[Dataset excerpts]
────────────────────

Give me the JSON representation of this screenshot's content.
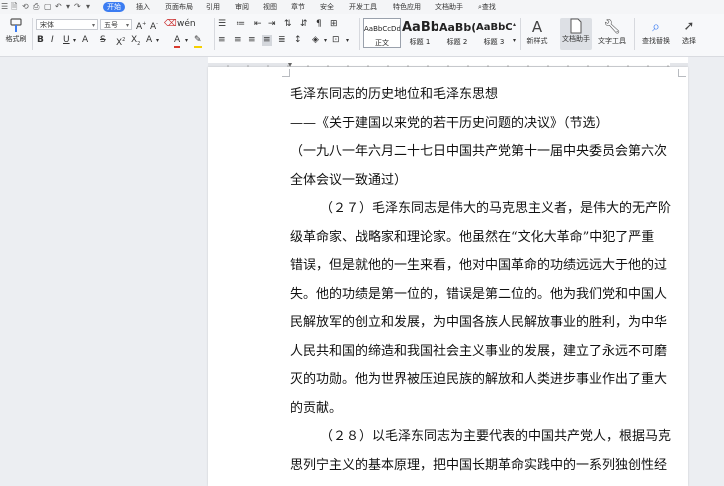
{
  "menu": {
    "tabs": [
      "开始",
      "插入",
      "页面布局",
      "引用",
      "审阅",
      "视图",
      "章节",
      "安全",
      "开发工具",
      "特色应用",
      "文档助手"
    ],
    "search_label": "查找"
  },
  "ribbon": {
    "format_painter": "格式刷",
    "font_name": "宋体",
    "font_size": "五号",
    "styles": [
      {
        "preview": "AaBbCcDd",
        "label": "正文"
      },
      {
        "preview": "AaBb",
        "label": "标题 1"
      },
      {
        "preview": "AaBb(",
        "label": "标题 2"
      },
      {
        "preview": "AaBbC",
        "label": "标题 3"
      }
    ],
    "new_style": "新样式",
    "doc_assistant": "文档助手",
    "text_tools": "文字工具",
    "find_replace": "查找替换",
    "select": "选择"
  },
  "document": {
    "lines": [
      "毛泽东同志的历史地位和毛泽东思想",
      "——《关于建国以来党的若干历史问题的决议》（节选）",
      "（一九八一年六月二十七日中国共产党第十一届中央委员会第六次",
      "全体会议一致通过）",
      "（２７）毛泽东同志是伟大的马克思主义者，是伟大的无产阶",
      "级革命家、战略家和理论家。他虽然在“文化大革命”中犯了严重",
      "错误，但是就他的一生来看，他对中国革命的功绩远远大于他的过",
      "失。他的功绩是第一位的，错误是第二位的。他为我们党和中国人",
      "民解放军的创立和发展，为中国各族人民解放事业的胜利，为中华",
      "人民共和国的缔造和我国社会主义事业的发展，建立了永远不可磨",
      "灭的功勋。他为世界被压迫民族的解放和人类进步事业作出了重大",
      "的贡献。",
      "（２８）以毛泽东同志为主要代表的中国共产党人，根据马克",
      "思列宁主义的基本原理，把中国长期革命实践中的一系列独创性经"
    ]
  },
  "colors": {
    "accent": "#3b7cf2",
    "font_color": "#d83a2e",
    "highlight": "#f5d000",
    "shading": "#3b7cf2"
  }
}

────────────────────

Exercise instructions ▸
Can the entries above be repeated exactly, without their pictures?

Response to the exercise ▸
Give me the JSON representation of this screenshot's content.
{
  "menu": {
    "tabs": [
      "开始",
      "插入",
      "页面布局",
      "引用",
      "审阅",
      "视图",
      "章节",
      "安全",
      "开发工具",
      "特色应用",
      "文档助手"
    ],
    "search_label": "查找"
  },
  "ribbon": {
    "format_painter": "格式刷",
    "font_name": "宋体",
    "font_size": "五号",
    "styles": [
      {
        "preview": "AaBbCcDd",
        "label": "正文"
      },
      {
        "preview": "AaBb",
        "label": "标题 1"
      },
      {
        "preview": "AaBb(",
        "label": "标题 2"
      },
      {
        "preview": "AaBbC",
        "label": "标题 3"
      }
    ],
    "new_style": "新样式",
    "doc_assistant": "文档助手",
    "text_tools": "文字工具",
    "find_replace": "查找替换",
    "select": "选择"
  },
  "document": {
    "lines": [
      "毛泽东同志的历史地位和毛泽东思想",
      "——《关于建国以来党的若干历史问题的决议》（节选）",
      "（一九八一年六月二十七日中国共产党第十一届中央委员会第六次",
      "全体会议一致通过）",
      "（２７）毛泽东同志是伟大的马克思主义者，是伟大的无产阶",
      "级革命家、战略家和理论家。他虽然在“文化大革命”中犯了严重",
      "错误，但是就他的一生来看，他对中国革命的功绩远远大于他的过",
      "失。他的功绩是第一位的，错误是第二位的。他为我们党和中国人",
      "民解放军的创立和发展，为中国各族人民解放事业的胜利，为中华",
      "人民共和国的缔造和我国社会主义事业的发展，建立了永远不可磨",
      "灭的功勋。他为世界被压迫民族的解放和人类进步事业作出了重大",
      "的贡献。",
      "（２８）以毛泽东同志为主要代表的中国共产党人，根据马克",
      "思列宁主义的基本原理，把中国长期革命实践中的一系列独创性经"
    ]
  },
  "colors": {
    "accent": "#3b7cf2",
    "font_color": "#d83a2e",
    "highlight": "#f5d000",
    "shading": "#3b7cf2"
  }
}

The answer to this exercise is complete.